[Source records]
+---+
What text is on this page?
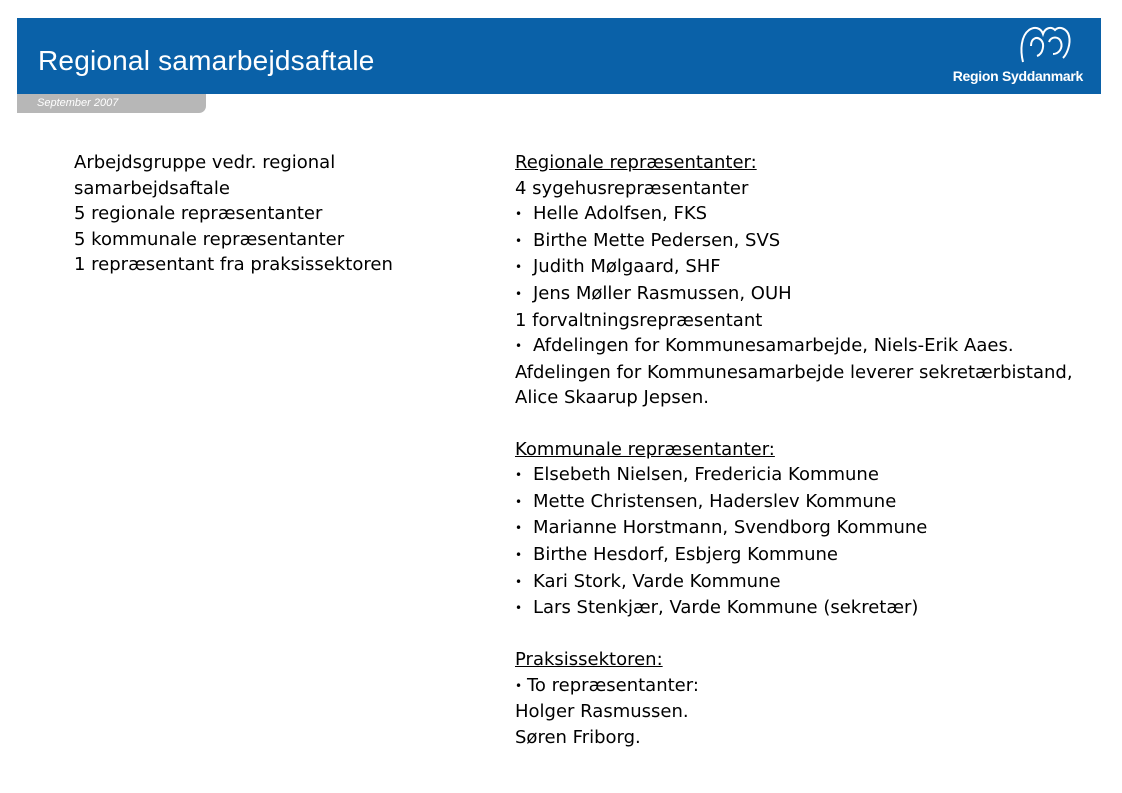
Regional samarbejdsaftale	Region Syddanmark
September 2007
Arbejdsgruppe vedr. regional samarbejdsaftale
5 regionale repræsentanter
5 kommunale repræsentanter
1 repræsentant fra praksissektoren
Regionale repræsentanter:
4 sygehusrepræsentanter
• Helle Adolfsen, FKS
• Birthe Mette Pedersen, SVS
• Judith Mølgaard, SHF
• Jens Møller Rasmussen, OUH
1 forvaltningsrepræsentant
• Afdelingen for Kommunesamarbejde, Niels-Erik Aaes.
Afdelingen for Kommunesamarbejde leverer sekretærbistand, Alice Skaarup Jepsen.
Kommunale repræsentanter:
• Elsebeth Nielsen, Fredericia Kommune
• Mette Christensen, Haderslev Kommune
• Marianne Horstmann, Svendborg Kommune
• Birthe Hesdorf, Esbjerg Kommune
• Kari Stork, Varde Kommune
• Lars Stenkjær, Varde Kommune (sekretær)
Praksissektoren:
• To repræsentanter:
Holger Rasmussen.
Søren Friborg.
+---+
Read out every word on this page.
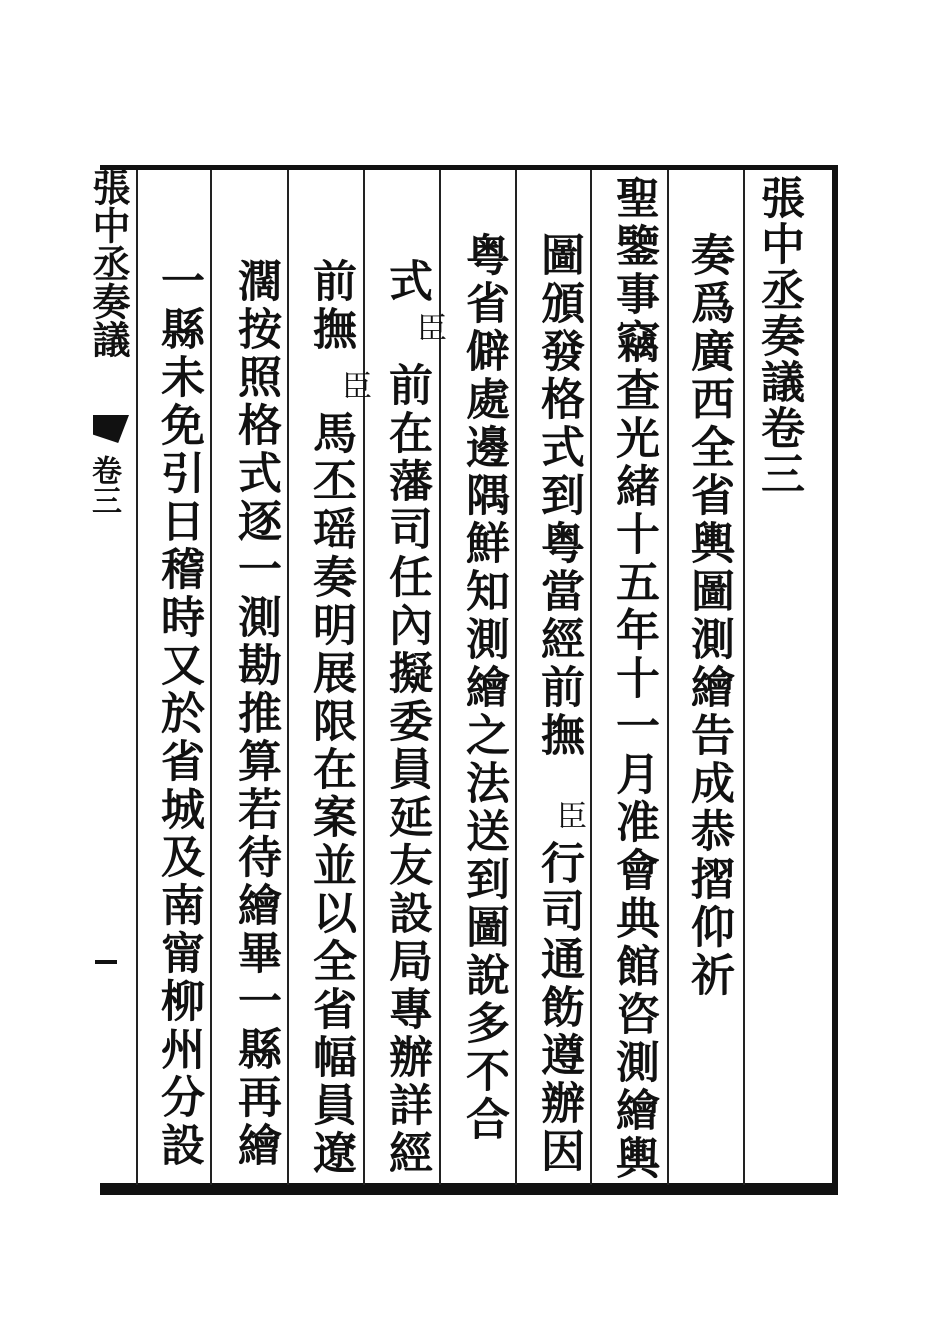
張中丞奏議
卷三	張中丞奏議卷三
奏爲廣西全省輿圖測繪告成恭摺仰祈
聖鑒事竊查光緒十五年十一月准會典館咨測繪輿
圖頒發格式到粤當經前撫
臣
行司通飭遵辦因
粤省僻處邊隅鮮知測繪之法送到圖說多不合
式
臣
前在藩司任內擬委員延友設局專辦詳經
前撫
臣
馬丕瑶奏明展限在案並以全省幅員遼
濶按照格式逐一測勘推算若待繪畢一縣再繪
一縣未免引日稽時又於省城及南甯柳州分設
+---+
▶ [Task brief]
Select all lines in the listing above where the word "samarbejdsaftale" appears, and show them.

▶ [Answer to this exercise]
Regional samarbejdsaftale	Region Syddanmark
Arbejdsgruppe vedr. regional samarbejdsaftale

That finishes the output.